*Task details*. Among the following entries, count the lines that contain "State" and report only the result.

*Records provided*.
— Begin —
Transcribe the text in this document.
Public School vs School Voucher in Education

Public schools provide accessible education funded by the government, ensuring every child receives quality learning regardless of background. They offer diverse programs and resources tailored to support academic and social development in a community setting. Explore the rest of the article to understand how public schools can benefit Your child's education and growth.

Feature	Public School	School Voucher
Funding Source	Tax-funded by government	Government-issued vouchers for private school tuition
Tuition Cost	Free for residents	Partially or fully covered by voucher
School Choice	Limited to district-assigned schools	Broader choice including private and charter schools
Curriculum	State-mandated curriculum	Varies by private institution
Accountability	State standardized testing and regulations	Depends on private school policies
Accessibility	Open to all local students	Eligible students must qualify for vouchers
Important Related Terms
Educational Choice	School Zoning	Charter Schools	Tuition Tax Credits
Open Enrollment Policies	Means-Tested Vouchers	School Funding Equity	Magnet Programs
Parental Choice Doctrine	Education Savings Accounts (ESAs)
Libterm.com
— End —
— Begin —
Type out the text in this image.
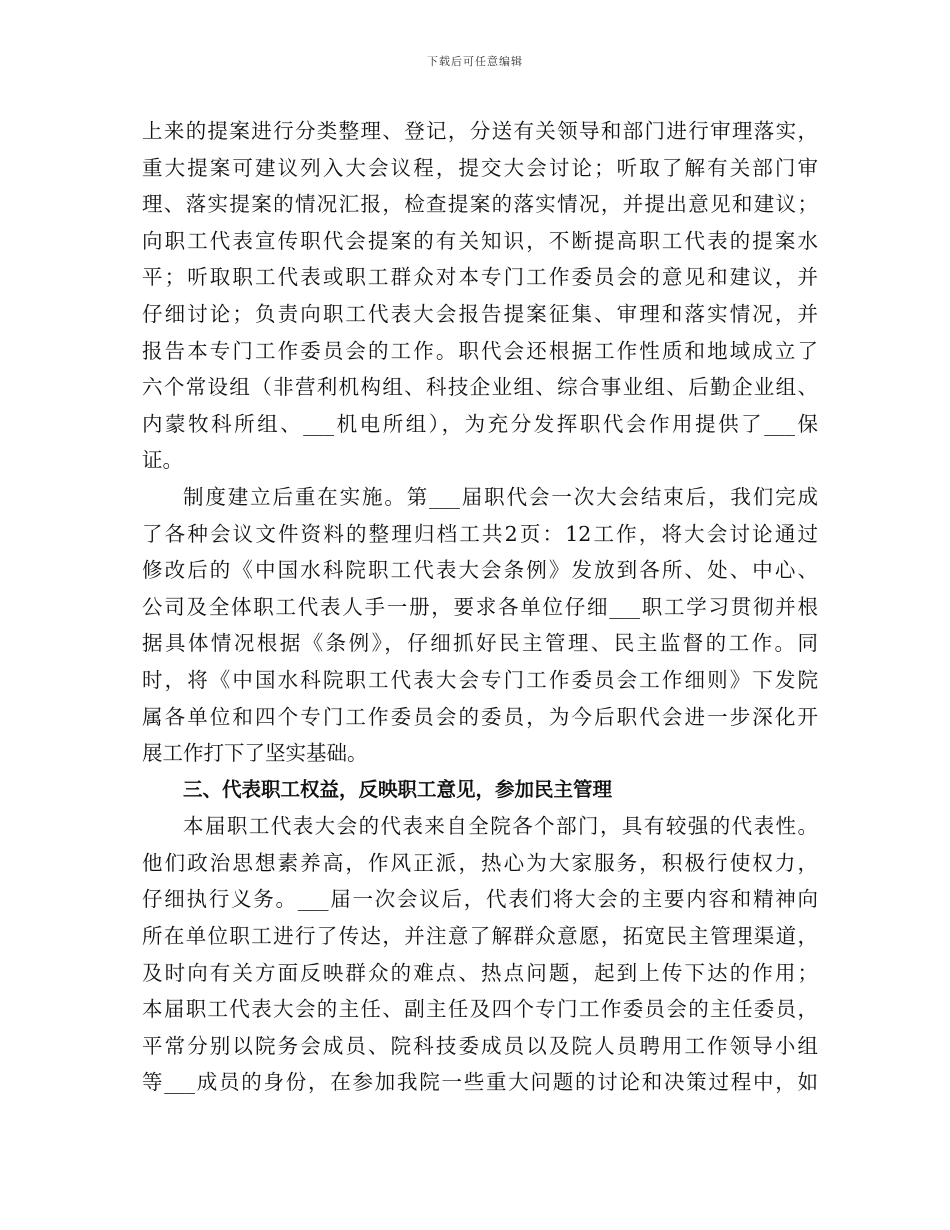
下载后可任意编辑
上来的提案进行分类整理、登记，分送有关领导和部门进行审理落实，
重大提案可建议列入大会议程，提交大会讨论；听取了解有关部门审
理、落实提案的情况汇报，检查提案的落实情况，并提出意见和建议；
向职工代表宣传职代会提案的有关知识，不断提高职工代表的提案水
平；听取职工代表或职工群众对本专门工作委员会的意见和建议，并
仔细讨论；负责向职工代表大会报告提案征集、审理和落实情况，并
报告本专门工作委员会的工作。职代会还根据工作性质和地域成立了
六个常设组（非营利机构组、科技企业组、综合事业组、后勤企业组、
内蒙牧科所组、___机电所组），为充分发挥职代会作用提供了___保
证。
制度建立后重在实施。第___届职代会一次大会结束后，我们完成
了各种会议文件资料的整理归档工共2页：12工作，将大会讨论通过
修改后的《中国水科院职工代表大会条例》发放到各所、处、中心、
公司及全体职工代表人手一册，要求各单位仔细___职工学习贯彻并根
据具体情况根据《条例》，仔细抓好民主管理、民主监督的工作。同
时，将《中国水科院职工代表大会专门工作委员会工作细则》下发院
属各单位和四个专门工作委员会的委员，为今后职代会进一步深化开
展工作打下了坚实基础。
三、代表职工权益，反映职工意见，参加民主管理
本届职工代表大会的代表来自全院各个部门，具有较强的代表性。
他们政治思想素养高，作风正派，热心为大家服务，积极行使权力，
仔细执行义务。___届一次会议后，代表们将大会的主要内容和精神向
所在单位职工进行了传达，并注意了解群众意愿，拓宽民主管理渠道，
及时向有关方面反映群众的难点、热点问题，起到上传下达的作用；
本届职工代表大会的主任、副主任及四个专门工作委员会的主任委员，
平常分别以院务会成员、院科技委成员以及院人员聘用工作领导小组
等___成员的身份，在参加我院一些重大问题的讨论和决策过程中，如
— End —
*Reply to the exercise*. 2